Items from a figure collection:
---+---

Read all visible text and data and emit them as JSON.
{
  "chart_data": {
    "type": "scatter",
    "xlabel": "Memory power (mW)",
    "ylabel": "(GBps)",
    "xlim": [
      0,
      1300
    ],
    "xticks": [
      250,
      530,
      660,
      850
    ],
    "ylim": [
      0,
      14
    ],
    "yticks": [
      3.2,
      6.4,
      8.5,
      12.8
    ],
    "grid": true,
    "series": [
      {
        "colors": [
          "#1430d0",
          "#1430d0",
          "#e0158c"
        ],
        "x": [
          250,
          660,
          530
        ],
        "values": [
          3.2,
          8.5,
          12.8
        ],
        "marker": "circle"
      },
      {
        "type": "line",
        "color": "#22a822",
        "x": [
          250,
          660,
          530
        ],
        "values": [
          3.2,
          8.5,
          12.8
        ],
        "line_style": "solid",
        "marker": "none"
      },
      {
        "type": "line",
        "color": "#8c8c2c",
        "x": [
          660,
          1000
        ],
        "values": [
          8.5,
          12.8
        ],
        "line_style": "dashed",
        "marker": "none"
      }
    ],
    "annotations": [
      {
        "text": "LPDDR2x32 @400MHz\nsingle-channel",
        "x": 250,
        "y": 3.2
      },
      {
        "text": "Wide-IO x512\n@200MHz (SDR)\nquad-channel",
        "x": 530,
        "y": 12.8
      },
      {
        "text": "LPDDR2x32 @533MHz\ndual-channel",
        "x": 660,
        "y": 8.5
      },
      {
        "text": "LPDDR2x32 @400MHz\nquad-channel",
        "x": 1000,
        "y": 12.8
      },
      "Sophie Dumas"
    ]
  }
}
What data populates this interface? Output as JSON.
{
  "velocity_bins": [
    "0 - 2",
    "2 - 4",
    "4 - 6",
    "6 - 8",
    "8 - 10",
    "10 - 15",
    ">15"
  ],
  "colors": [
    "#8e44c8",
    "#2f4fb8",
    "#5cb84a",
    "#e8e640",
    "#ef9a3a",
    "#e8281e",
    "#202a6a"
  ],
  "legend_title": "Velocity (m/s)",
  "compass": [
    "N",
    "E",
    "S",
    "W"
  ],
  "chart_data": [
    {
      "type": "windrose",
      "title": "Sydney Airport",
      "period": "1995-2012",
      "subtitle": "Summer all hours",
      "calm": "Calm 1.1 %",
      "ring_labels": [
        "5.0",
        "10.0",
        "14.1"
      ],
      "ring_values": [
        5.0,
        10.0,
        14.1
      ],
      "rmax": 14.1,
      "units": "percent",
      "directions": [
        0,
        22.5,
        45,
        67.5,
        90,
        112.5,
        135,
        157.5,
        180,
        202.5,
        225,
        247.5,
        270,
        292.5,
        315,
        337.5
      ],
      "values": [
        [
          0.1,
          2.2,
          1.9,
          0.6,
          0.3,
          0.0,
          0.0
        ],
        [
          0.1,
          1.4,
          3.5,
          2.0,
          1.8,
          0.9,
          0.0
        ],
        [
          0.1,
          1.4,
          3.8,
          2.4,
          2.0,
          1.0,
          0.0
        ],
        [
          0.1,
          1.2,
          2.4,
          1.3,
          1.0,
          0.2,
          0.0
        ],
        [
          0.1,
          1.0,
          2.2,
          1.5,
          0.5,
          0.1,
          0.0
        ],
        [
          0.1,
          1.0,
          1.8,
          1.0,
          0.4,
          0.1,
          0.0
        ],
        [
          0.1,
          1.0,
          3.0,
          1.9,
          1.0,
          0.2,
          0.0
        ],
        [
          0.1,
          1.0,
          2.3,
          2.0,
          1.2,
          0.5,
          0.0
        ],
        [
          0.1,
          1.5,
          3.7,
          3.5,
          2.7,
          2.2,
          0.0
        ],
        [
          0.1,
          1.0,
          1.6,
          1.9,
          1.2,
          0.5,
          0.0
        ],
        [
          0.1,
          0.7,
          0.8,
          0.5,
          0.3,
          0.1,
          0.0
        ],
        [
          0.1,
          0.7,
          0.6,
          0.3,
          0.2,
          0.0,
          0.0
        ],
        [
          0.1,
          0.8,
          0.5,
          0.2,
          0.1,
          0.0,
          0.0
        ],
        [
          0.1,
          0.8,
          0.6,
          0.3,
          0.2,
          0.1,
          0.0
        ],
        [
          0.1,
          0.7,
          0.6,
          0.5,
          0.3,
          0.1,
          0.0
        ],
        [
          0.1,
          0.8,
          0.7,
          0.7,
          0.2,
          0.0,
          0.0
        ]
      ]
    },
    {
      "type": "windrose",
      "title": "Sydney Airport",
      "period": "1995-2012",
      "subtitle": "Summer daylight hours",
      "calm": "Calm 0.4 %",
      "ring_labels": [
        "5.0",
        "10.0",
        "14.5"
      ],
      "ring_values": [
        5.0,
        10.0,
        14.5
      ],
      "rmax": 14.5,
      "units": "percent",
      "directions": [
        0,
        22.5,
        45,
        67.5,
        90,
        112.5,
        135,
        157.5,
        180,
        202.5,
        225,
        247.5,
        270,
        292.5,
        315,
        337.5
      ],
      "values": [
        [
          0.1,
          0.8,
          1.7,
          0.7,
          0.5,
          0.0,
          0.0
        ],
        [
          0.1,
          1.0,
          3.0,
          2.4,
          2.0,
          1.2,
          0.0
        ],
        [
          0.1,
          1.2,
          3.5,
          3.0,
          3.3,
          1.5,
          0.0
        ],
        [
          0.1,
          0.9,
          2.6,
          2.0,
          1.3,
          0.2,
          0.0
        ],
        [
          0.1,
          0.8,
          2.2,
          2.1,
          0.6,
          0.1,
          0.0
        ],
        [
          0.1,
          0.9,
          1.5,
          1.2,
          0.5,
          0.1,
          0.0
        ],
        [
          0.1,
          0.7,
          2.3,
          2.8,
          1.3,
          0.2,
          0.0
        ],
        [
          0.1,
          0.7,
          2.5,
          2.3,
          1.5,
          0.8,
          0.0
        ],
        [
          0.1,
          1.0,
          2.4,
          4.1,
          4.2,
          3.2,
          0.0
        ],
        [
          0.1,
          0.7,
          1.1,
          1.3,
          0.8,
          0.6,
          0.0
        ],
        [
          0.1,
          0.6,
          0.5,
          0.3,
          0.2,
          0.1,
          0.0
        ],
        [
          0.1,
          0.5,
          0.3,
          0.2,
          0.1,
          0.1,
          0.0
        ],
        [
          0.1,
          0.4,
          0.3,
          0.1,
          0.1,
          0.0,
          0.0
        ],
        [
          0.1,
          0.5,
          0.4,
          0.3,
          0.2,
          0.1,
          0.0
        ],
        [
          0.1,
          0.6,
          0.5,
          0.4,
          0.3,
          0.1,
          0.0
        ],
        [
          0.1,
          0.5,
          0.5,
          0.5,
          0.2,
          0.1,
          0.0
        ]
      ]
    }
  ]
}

---+---

Stated goal: Find and copy each line above that includes the string "hours".

Response to this exercise:
      "subtitle": "Summer all hours",
      "subtitle": "Summer daylight hours",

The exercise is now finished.